# Given task:
Leave out the pictures and copy everything else below exactly.

═══

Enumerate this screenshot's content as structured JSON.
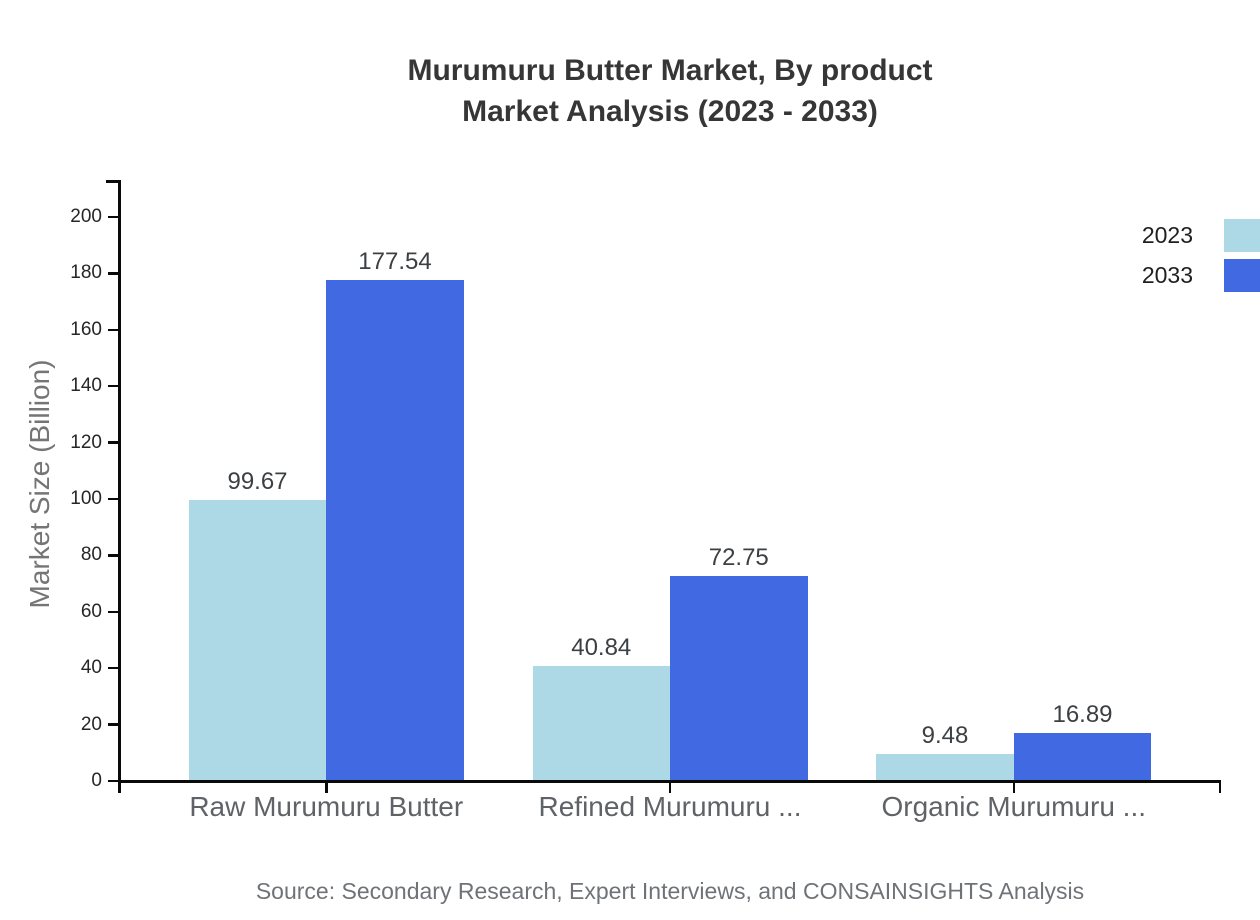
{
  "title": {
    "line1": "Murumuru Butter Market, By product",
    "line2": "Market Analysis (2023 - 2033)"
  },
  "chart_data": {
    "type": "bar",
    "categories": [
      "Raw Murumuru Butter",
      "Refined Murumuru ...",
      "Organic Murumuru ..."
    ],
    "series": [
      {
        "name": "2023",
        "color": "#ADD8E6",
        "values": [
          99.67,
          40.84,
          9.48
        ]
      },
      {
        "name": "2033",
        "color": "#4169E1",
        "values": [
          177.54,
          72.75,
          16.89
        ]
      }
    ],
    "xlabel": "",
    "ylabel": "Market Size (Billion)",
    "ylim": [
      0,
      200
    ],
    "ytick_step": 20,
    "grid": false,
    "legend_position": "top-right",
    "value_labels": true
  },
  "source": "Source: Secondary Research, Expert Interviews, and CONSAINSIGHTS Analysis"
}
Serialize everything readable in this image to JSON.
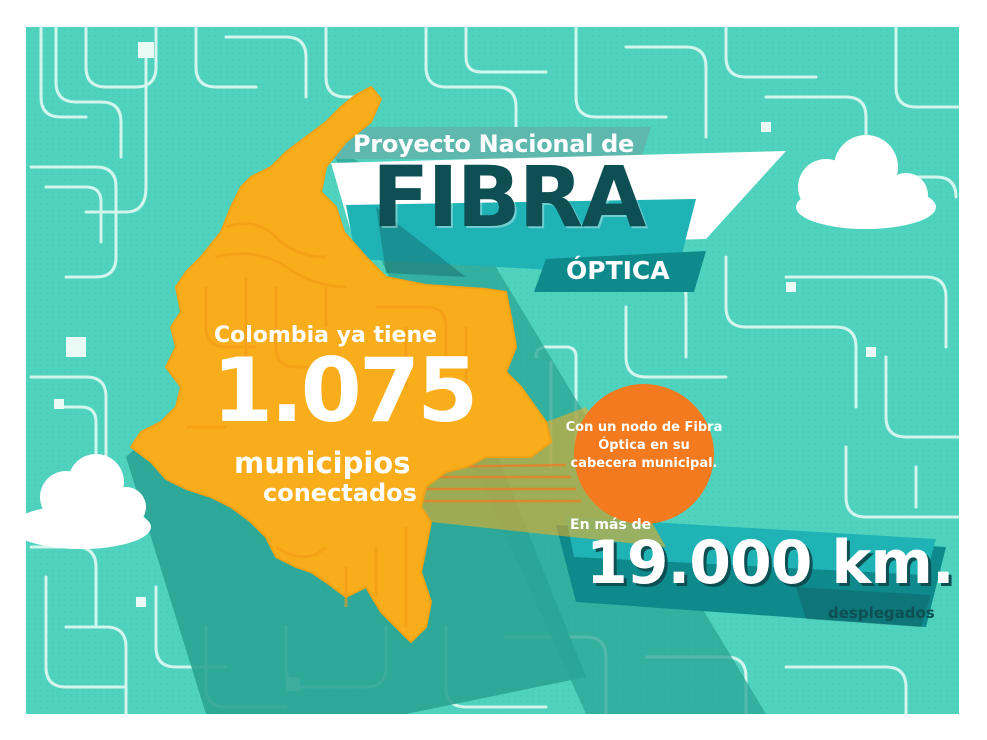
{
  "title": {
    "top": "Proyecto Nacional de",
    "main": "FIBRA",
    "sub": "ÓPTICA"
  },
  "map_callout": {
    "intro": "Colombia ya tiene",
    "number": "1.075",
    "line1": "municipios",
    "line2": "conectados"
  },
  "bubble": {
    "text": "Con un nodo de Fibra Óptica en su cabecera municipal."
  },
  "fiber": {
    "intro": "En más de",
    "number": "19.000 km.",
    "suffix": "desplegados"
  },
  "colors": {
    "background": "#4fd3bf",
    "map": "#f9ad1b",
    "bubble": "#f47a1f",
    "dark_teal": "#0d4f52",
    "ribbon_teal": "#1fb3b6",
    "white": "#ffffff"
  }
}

═══

# Task answer:
Enumerate this screenshot's content as structured JSON.
{
  "title": {
    "line1": "Murumuru Butter Market, By product",
    "line2": "Market Analysis (2023 - 2033)"
  },
  "chart_data": {
    "type": "bar",
    "categories": [
      "Raw Murumuru Butter",
      "Refined Murumuru ...",
      "Organic Murumuru ..."
    ],
    "series": [
      {
        "name": "2023",
        "color": "#ADD8E6",
        "values": [
          99.67,
          40.84,
          9.48
        ]
      },
      {
        "name": "2033",
        "color": "#4169E1",
        "values": [
          177.54,
          72.75,
          16.89
        ]
      }
    ],
    "xlabel": "",
    "ylabel": "Market Size (Billion)",
    "ylim": [
      0,
      200
    ],
    "ytick_step": 20,
    "grid": false,
    "legend_position": "top-right",
    "value_labels": true
  },
  "source": "Source: Secondary Research, Expert Interviews, and CONSAINSIGHTS Analysis"
}
Serialize everything readable in this image to JSON.
{
  "title": {
    "top": "Proyecto Nacional de",
    "main": "FIBRA",
    "sub": "ÓPTICA"
  },
  "map_callout": {
    "intro": "Colombia ya tiene",
    "number": "1.075",
    "line1": "municipios",
    "line2": "conectados"
  },
  "bubble": {
    "text": "Con un nodo de Fibra Óptica en su cabecera municipal."
  },
  "fiber": {
    "intro": "En más de",
    "number": "19.000 km.",
    "suffix": "desplegados"
  },
  "colors": {
    "background": "#4fd3bf",
    "map": "#f9ad1b",
    "bubble": "#f47a1f",
    "dark_teal": "#0d4f52",
    "ribbon_teal": "#1fb3b6",
    "white": "#ffffff"
  }
}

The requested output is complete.